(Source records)
━━━━━━━━━━━━━━━━━━━━━━━━━━━━━━
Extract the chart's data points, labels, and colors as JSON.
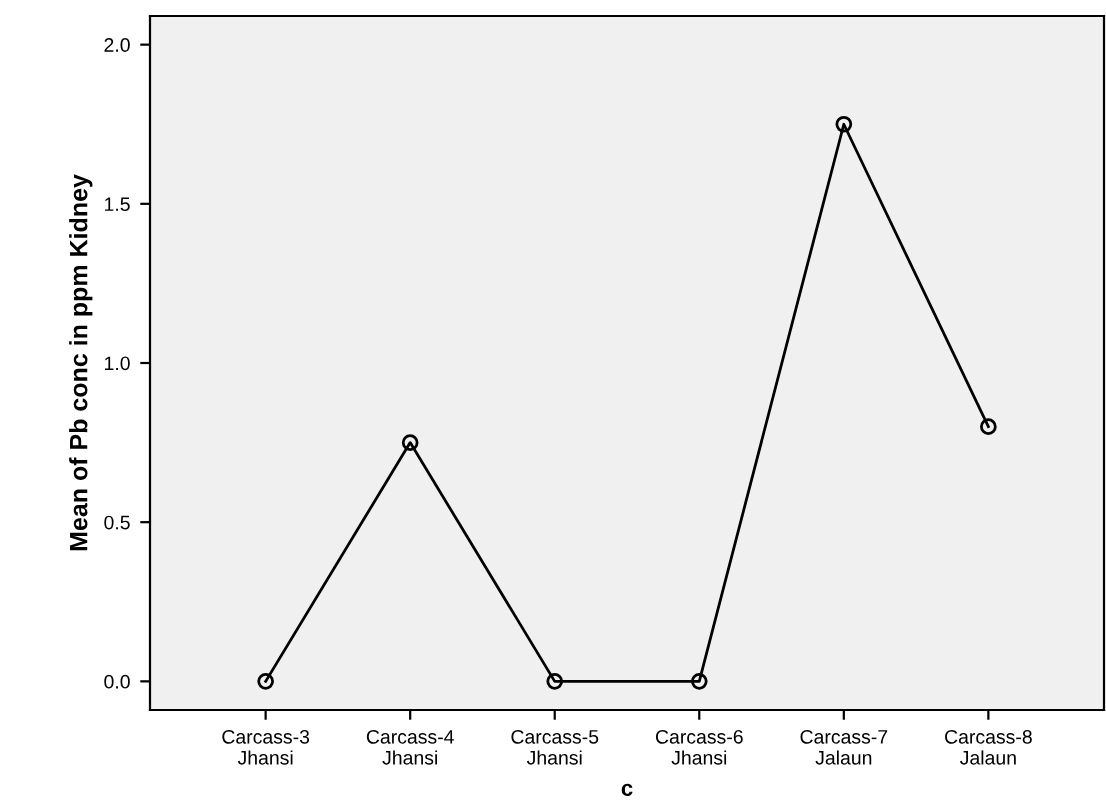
{
  "chart_data": {
    "type": "line",
    "xlabel": "c",
    "ylabel": "Mean of Pb conc in ppm Kidney",
    "categories": [
      "Carcass-3\nJhansi",
      "Carcass-4\nJhansi",
      "Carcass-5\nJhansi",
      "Carcass-6\nJhansi",
      "Carcass-7\nJalaun",
      "Carcass-8\nJalaun"
    ],
    "series": [
      {
        "color": "#000000",
        "values": [
          0.0,
          0.75,
          0.0,
          0.0,
          1.75,
          0.8
        ]
      }
    ],
    "ylim": [
      -0.09,
      2.09
    ],
    "yticks": [
      {
        "value": 0,
        "label": "0.0"
      },
      {
        "value": 0.5,
        "label": "0.5"
      },
      {
        "value": 1,
        "label": "1.0"
      },
      {
        "value": 1.5,
        "label": "1.5"
      },
      {
        "value": 2,
        "label": "2.0"
      }
    ],
    "marker": "circle",
    "line_style": "solid",
    "grid": false,
    "legend": false
  }
}
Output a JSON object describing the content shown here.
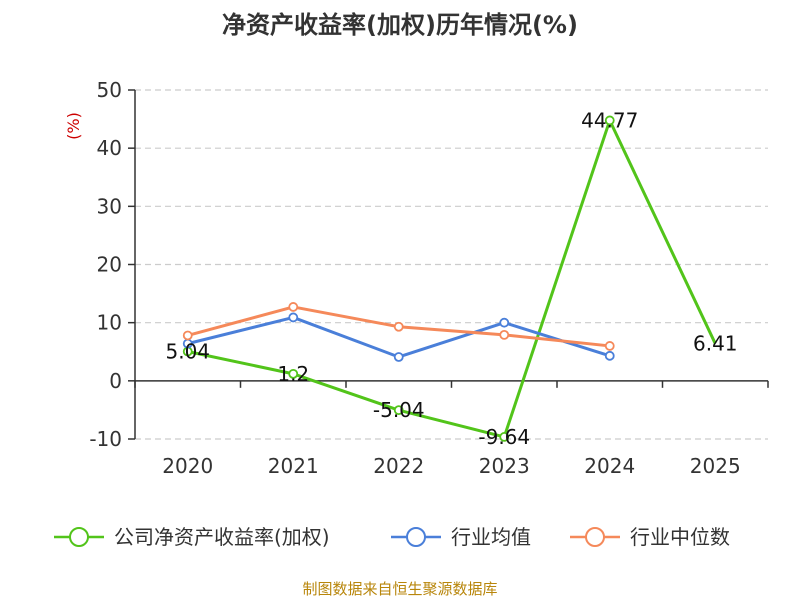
{
  "chart_data": {
    "type": "line",
    "title": "净资产收益率(加权)历年情况(%)",
    "ylabel": "(%)",
    "ylim": [
      -10,
      50
    ],
    "yticks": [
      -10,
      0,
      10,
      20,
      30,
      40,
      50
    ],
    "categories": [
      "2020",
      "2021",
      "2022",
      "2023",
      "2024",
      "2025"
    ],
    "series": [
      {
        "name": "公司净资产收益率(加权)",
        "color": "#52c41a",
        "values": [
          5.04,
          1.2,
          -5.04,
          -9.64,
          44.77,
          6.41
        ],
        "labels": [
          "5.04",
          "1.2",
          "-5.04",
          "-9.64",
          "44.77",
          "6.41"
        ],
        "markers": [
          true,
          true,
          true,
          true,
          true,
          false
        ]
      },
      {
        "name": "行业均值",
        "color": "#4a7fd9",
        "values": [
          6.4,
          10.9,
          4.1,
          10.0,
          4.3,
          null
        ]
      },
      {
        "name": "行业中位数",
        "color": "#f5895a",
        "values": [
          7.8,
          12.7,
          9.3,
          7.9,
          6.0,
          null
        ]
      }
    ],
    "source": "制图数据来自恒生聚源数据库"
  },
  "colors": {
    "grid": "#cccccc",
    "axis": "#333333",
    "unit": "#cc0000"
  }
}
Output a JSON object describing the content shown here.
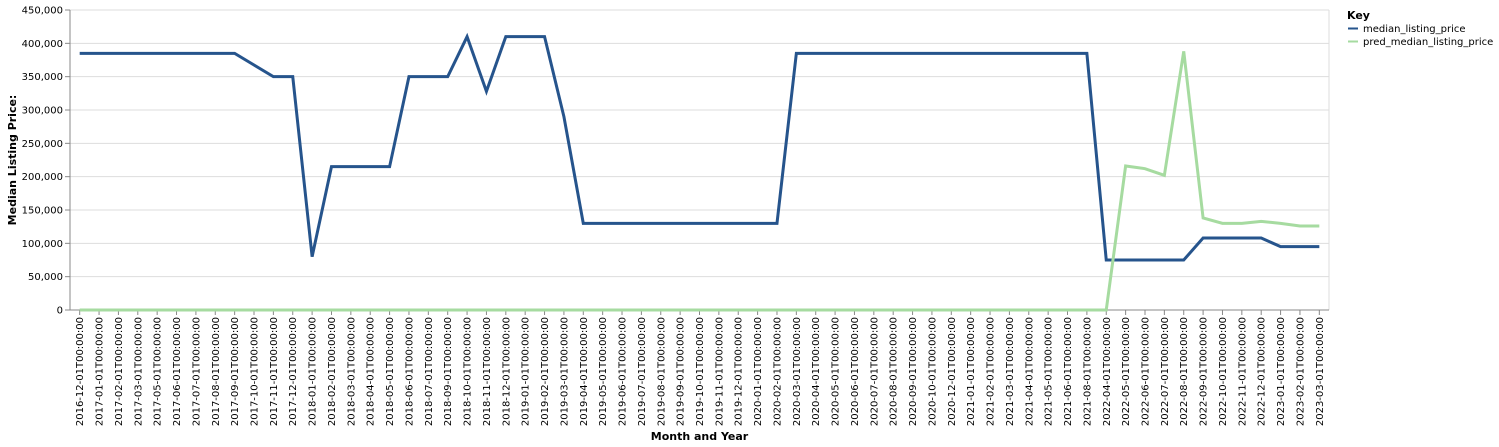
{
  "chart_data": {
    "type": "line",
    "xlabel": "Month and Year",
    "ylabel": "Median Listing Price:",
    "ylim": [
      0,
      450000
    ],
    "y_ticks": [
      0,
      50000,
      100000,
      150000,
      200000,
      250000,
      300000,
      350000,
      400000,
      450000
    ],
    "y_tick_labels": [
      "0",
      "50,000",
      "100,000",
      "150,000",
      "200,000",
      "250,000",
      "300,000",
      "350,000",
      "400,000",
      "450,000"
    ],
    "grid": true,
    "legend": {
      "title": "Key",
      "position": "top-right"
    },
    "categories": [
      "2016-12-01T00:00:00",
      "2017-01-01T00:00:00",
      "2017-02-01T00:00:00",
      "2017-03-01T00:00:00",
      "2017-05-01T00:00:00",
      "2017-06-01T00:00:00",
      "2017-07-01T00:00:00",
      "2017-08-01T00:00:00",
      "2017-09-01T00:00:00",
      "2017-10-01T00:00:00",
      "2017-11-01T00:00:00",
      "2017-12-01T00:00:00",
      "2018-01-01T00:00:00",
      "2018-02-01T00:00:00",
      "2018-03-01T00:00:00",
      "2018-04-01T00:00:00",
      "2018-05-01T00:00:00",
      "2018-06-01T00:00:00",
      "2018-07-01T00:00:00",
      "2018-09-01T00:00:00",
      "2018-10-01T00:00:00",
      "2018-11-01T00:00:00",
      "2018-12-01T00:00:00",
      "2019-01-01T00:00:00",
      "2019-02-01T00:00:00",
      "2019-03-01T00:00:00",
      "2019-04-01T00:00:00",
      "2019-05-01T00:00:00",
      "2019-06-01T00:00:00",
      "2019-07-01T00:00:00",
      "2019-08-01T00:00:00",
      "2019-09-01T00:00:00",
      "2019-10-01T00:00:00",
      "2019-11-01T00:00:00",
      "2019-12-01T00:00:00",
      "2020-01-01T00:00:00",
      "2020-02-01T00:00:00",
      "2020-03-01T00:00:00",
      "2020-04-01T00:00:00",
      "2020-05-01T00:00:00",
      "2020-06-01T00:00:00",
      "2020-07-01T00:00:00",
      "2020-08-01T00:00:00",
      "2020-09-01T00:00:00",
      "2020-10-01T00:00:00",
      "2020-12-01T00:00:00",
      "2021-01-01T00:00:00",
      "2021-02-01T00:00:00",
      "2021-03-01T00:00:00",
      "2021-04-01T00:00:00",
      "2021-05-01T00:00:00",
      "2021-06-01T00:00:00",
      "2021-08-01T00:00:00",
      "2022-04-01T00:00:00",
      "2022-05-01T00:00:00",
      "2022-06-01T00:00:00",
      "2022-07-01T00:00:00",
      "2022-08-01T00:00:00",
      "2022-09-01T00:00:00",
      "2022-10-01T00:00:00",
      "2022-11-01T00:00:00",
      "2022-12-01T00:00:00",
      "2023-01-01T00:00:00",
      "2023-02-01T00:00:00",
      "2023-03-01T00:00:00"
    ],
    "series": [
      {
        "name": "median_listing_price",
        "color": "#26548c",
        "values": [
          385000,
          385000,
          385000,
          385000,
          385000,
          385000,
          385000,
          385000,
          385000,
          367500,
          350000,
          350000,
          80000,
          215000,
          215000,
          215000,
          215000,
          350000,
          350000,
          350000,
          410000,
          328000,
          410000,
          410000,
          410000,
          290000,
          130000,
          130000,
          130000,
          130000,
          130000,
          130000,
          130000,
          130000,
          130000,
          130000,
          130000,
          385000,
          385000,
          385000,
          385000,
          385000,
          385000,
          385000,
          385000,
          385000,
          385000,
          385000,
          385000,
          385000,
          385000,
          385000,
          385000,
          75000,
          75000,
          75000,
          75000,
          75000,
          108000,
          108000,
          108000,
          108000,
          95000,
          95000,
          95000
        ]
      },
      {
        "name": "pred_median_listing_price",
        "color": "#a6dba0",
        "values": [
          0,
          0,
          0,
          0,
          0,
          0,
          0,
          0,
          0,
          0,
          0,
          0,
          0,
          0,
          0,
          0,
          0,
          0,
          0,
          0,
          0,
          0,
          0,
          0,
          0,
          0,
          0,
          0,
          0,
          0,
          0,
          0,
          0,
          0,
          0,
          0,
          0,
          0,
          0,
          0,
          0,
          0,
          0,
          0,
          0,
          0,
          0,
          0,
          0,
          0,
          0,
          0,
          0,
          0,
          216000,
          212000,
          202000,
          388000,
          138000,
          130000,
          130000,
          133000,
          130000,
          126000,
          126000
        ]
      }
    ]
  }
}
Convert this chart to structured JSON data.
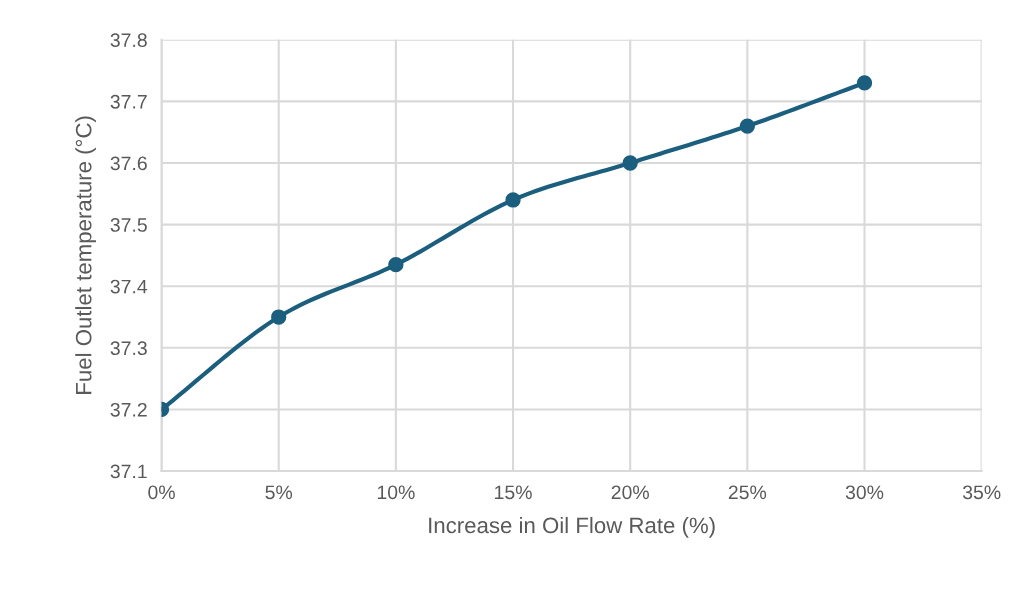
━━━━━━━━━━━━━━━━━━━━━━━━━━━━━━
Task to complete.
Copy the records word for word, leaving no picture in the copy.

Output for this exercise.
Extract the chart's data points, labels, and colors as JSON.
{
  "chart_data": {
    "type": "line",
    "xlabel": "c",
    "ylabel": "Mean of Pb conc in ppm Kidney",
    "categories": [
      "Carcass-3\nJhansi",
      "Carcass-4\nJhansi",
      "Carcass-5\nJhansi",
      "Carcass-6\nJhansi",
      "Carcass-7\nJalaun",
      "Carcass-8\nJalaun"
    ],
    "series": [
      {
        "color": "#000000",
        "values": [
          0.0,
          0.75,
          0.0,
          0.0,
          1.75,
          0.8
        ]
      }
    ],
    "ylim": [
      -0.09,
      2.09
    ],
    "yticks": [
      {
        "value": 0,
        "label": "0.0"
      },
      {
        "value": 0.5,
        "label": "0.5"
      },
      {
        "value": 1,
        "label": "1.0"
      },
      {
        "value": 1.5,
        "label": "1.5"
      },
      {
        "value": 2,
        "label": "2.0"
      }
    ],
    "marker": "circle",
    "line_style": "solid",
    "grid": false,
    "legend": false
  }
}
Output a JSON object describing the content shown here.
{
  "chart_data": {
    "type": "line",
    "title": "净资产收益率(加权)历年情况(%)",
    "ylabel": "(%)",
    "ylim": [
      -10,
      50
    ],
    "yticks": [
      -10,
      0,
      10,
      20,
      30,
      40,
      50
    ],
    "categories": [
      "2020",
      "2021",
      "2022",
      "2023",
      "2024",
      "2025"
    ],
    "series": [
      {
        "name": "公司净资产收益率(加权)",
        "color": "#52c41a",
        "values": [
          5.04,
          1.2,
          -5.04,
          -9.64,
          44.77,
          6.41
        ],
        "labels": [
          "5.04",
          "1.2",
          "-5.04",
          "-9.64",
          "44.77",
          "6.41"
        ],
        "markers": [
          true,
          true,
          true,
          true,
          true,
          false
        ]
      },
      {
        "name": "行业均值",
        "color": "#4a7fd9",
        "values": [
          6.4,
          10.9,
          4.1,
          10.0,
          4.3,
          null
        ]
      },
      {
        "name": "行业中位数",
        "color": "#f5895a",
        "values": [
          7.8,
          12.7,
          9.3,
          7.9,
          6.0,
          null
        ]
      }
    ],
    "source": "制图数据来自恒生聚源数据库"
  },
  "colors": {
    "grid": "#cccccc",
    "axis": "#333333",
    "unit": "#cc0000"
  }
}
Output a JSON object describing the content shown here.
{
  "chart_data": {
    "type": "line",
    "xlabel": "Month and Year",
    "ylabel": "Median Listing Price:",
    "ylim": [
      0,
      450000
    ],
    "y_ticks": [
      0,
      50000,
      100000,
      150000,
      200000,
      250000,
      300000,
      350000,
      400000,
      450000
    ],
    "y_tick_labels": [
      "0",
      "50,000",
      "100,000",
      "150,000",
      "200,000",
      "250,000",
      "300,000",
      "350,000",
      "400,000",
      "450,000"
    ],
    "grid": true,
    "legend": {
      "title": "Key",
      "position": "top-right"
    },
    "categories": [
      "2016-12-01T00:00:00",
      "2017-01-01T00:00:00",
      "2017-02-01T00:00:00",
      "2017-03-01T00:00:00",
      "2017-05-01T00:00:00",
      "2017-06-01T00:00:00",
      "2017-07-01T00:00:00",
      "2017-08-01T00:00:00",
      "2017-09-01T00:00:00",
      "2017-10-01T00:00:00",
      "2017-11-01T00:00:00",
      "2017-12-01T00:00:00",
      "2018-01-01T00:00:00",
      "2018-02-01T00:00:00",
      "2018-03-01T00:00:00",
      "2018-04-01T00:00:00",
      "2018-05-01T00:00:00",
      "2018-06-01T00:00:00",
      "2018-07-01T00:00:00",
      "2018-09-01T00:00:00",
      "2018-10-01T00:00:00",
      "2018-11-01T00:00:00",
      "2018-12-01T00:00:00",
      "2019-01-01T00:00:00",
      "2019-02-01T00:00:00",
      "2019-03-01T00:00:00",
      "2019-04-01T00:00:00",
      "2019-05-01T00:00:00",
      "2019-06-01T00:00:00",
      "2019-07-01T00:00:00",
      "2019-08-01T00:00:00",
      "2019-09-01T00:00:00",
      "2019-10-01T00:00:00",
      "2019-11-01T00:00:00",
      "2019-12-01T00:00:00",
      "2020-01-01T00:00:00",
      "2020-02-01T00:00:00",
      "2020-03-01T00:00:00",
      "2020-04-01T00:00:00",
      "2020-05-01T00:00:00",
      "2020-06-01T00:00:00",
      "2020-07-01T00:00:00",
      "2020-08-01T00:00:00",
      "2020-09-01T00:00:00",
      "2020-10-01T00:00:00",
      "2020-12-01T00:00:00",
      "2021-01-01T00:00:00",
      "2021-02-01T00:00:00",
      "2021-03-01T00:00:00",
      "2021-04-01T00:00:00",
      "2021-05-01T00:00:00",
      "2021-06-01T00:00:00",
      "2021-08-01T00:00:00",
      "2022-04-01T00:00:00",
      "2022-05-01T00:00:00",
      "2022-06-01T00:00:00",
      "2022-07-01T00:00:00",
      "2022-08-01T00:00:00",
      "2022-09-01T00:00:00",
      "2022-10-01T00:00:00",
      "2022-11-01T00:00:00",
      "2022-12-01T00:00:00",
      "2023-01-01T00:00:00",
      "2023-02-01T00:00:00",
      "2023-03-01T00:00:00"
    ],
    "series": [
      {
        "name": "median_listing_price",
        "color": "#26548c",
        "values": [
          385000,
          385000,
          385000,
          385000,
          385000,
          385000,
          385000,
          385000,
          385000,
          367500,
          350000,
          350000,
          80000,
          215000,
          215000,
          215000,
          215000,
          350000,
          350000,
          350000,
          410000,
          328000,
          410000,
          410000,
          410000,
          290000,
          130000,
          130000,
          130000,
          130000,
          130000,
          130000,
          130000,
          130000,
          130000,
          130000,
          130000,
          385000,
          385000,
          385000,
          385000,
          385000,
          385000,
          385000,
          385000,
          385000,
          385000,
          385000,
          385000,
          385000,
          385000,
          385000,
          385000,
          75000,
          75000,
          75000,
          75000,
          75000,
          108000,
          108000,
          108000,
          108000,
          95000,
          95000,
          95000
        ]
      },
      {
        "name": "pred_median_listing_price",
        "color": "#a6dba0",
        "values": [
          0,
          0,
          0,
          0,
          0,
          0,
          0,
          0,
          0,
          0,
          0,
          0,
          0,
          0,
          0,
          0,
          0,
          0,
          0,
          0,
          0,
          0,
          0,
          0,
          0,
          0,
          0,
          0,
          0,
          0,
          0,
          0,
          0,
          0,
          0,
          0,
          0,
          0,
          0,
          0,
          0,
          0,
          0,
          0,
          0,
          0,
          0,
          0,
          0,
          0,
          0,
          0,
          0,
          0,
          216000,
          212000,
          202000,
          388000,
          138000,
          130000,
          130000,
          133000,
          130000,
          126000,
          126000
        ]
      }
    ]
  }
}
Convert this chart to structured JSON data.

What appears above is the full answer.